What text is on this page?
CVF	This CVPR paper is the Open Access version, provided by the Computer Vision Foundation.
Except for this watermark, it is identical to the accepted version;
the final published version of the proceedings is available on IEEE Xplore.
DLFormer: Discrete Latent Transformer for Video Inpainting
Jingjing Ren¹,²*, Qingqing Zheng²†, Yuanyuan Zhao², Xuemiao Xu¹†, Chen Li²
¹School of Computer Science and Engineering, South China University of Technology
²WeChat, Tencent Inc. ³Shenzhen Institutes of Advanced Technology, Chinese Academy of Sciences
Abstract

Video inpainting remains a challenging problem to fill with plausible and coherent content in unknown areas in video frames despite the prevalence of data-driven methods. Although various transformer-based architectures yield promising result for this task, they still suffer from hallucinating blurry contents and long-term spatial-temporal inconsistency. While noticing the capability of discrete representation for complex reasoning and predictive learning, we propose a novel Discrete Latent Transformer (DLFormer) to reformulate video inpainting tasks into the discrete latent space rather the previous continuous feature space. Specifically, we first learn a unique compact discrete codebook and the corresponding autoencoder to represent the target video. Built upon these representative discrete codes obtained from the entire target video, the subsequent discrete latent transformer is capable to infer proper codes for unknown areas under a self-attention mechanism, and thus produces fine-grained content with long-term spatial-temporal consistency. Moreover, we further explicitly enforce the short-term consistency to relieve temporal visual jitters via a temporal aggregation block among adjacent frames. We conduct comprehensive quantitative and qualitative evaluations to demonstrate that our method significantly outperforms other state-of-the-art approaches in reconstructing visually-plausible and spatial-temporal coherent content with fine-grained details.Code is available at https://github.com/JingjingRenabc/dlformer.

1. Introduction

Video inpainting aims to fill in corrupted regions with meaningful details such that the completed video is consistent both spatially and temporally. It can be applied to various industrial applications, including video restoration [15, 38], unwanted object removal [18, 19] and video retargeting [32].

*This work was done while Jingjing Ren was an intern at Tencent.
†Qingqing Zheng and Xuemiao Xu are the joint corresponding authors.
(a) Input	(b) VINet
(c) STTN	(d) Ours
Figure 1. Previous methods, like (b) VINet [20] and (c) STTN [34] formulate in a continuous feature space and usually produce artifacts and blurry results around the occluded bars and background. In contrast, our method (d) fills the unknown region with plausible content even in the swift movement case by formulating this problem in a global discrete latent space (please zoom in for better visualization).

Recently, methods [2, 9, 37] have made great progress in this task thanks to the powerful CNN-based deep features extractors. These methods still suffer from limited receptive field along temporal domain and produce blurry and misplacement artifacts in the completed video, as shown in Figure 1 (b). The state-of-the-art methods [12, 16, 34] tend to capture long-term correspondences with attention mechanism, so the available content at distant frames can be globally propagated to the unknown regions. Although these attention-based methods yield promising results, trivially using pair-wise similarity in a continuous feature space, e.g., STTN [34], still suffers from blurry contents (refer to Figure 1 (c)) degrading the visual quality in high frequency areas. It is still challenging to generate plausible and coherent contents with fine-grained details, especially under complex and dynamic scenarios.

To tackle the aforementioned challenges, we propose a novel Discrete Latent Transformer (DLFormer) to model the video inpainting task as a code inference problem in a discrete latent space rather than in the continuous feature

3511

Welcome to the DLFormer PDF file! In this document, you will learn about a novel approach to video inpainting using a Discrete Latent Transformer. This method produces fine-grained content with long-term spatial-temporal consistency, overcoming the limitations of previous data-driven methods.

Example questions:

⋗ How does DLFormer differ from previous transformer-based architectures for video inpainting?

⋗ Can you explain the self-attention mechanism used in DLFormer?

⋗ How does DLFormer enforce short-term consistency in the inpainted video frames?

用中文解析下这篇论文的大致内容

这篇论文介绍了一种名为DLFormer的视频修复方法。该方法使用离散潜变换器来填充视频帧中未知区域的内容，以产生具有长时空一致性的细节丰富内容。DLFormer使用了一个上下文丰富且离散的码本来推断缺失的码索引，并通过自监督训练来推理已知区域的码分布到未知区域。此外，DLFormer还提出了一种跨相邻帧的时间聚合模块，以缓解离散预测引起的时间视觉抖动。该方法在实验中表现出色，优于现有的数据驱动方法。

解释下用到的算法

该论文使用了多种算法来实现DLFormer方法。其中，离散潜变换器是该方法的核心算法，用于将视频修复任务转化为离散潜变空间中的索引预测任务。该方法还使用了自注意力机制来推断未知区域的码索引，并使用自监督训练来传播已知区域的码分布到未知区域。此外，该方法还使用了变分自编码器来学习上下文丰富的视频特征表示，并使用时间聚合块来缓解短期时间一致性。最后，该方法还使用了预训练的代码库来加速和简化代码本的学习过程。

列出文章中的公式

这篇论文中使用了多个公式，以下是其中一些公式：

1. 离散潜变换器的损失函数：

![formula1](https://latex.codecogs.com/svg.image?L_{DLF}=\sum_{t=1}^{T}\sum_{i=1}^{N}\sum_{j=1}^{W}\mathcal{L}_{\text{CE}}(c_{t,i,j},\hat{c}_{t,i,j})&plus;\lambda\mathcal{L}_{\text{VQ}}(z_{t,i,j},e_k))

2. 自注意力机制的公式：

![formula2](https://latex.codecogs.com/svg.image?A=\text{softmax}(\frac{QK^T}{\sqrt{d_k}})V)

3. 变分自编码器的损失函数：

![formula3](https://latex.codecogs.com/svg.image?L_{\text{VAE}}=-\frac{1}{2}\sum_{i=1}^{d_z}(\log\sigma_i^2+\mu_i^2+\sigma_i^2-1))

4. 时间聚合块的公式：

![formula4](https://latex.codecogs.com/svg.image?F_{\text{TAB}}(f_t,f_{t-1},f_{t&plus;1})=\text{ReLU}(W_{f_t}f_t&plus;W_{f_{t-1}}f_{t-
——————————
> [What this task involves] Return, from the data, each line that has the word "Tencent" in it.

> [Final result]
²WeChat, Tencent Inc. ³Shenzhen Institutes of Advanced Technology, Chinese Academy of Sciences
*This work was done while Jingjing Ren was an intern at Tencent.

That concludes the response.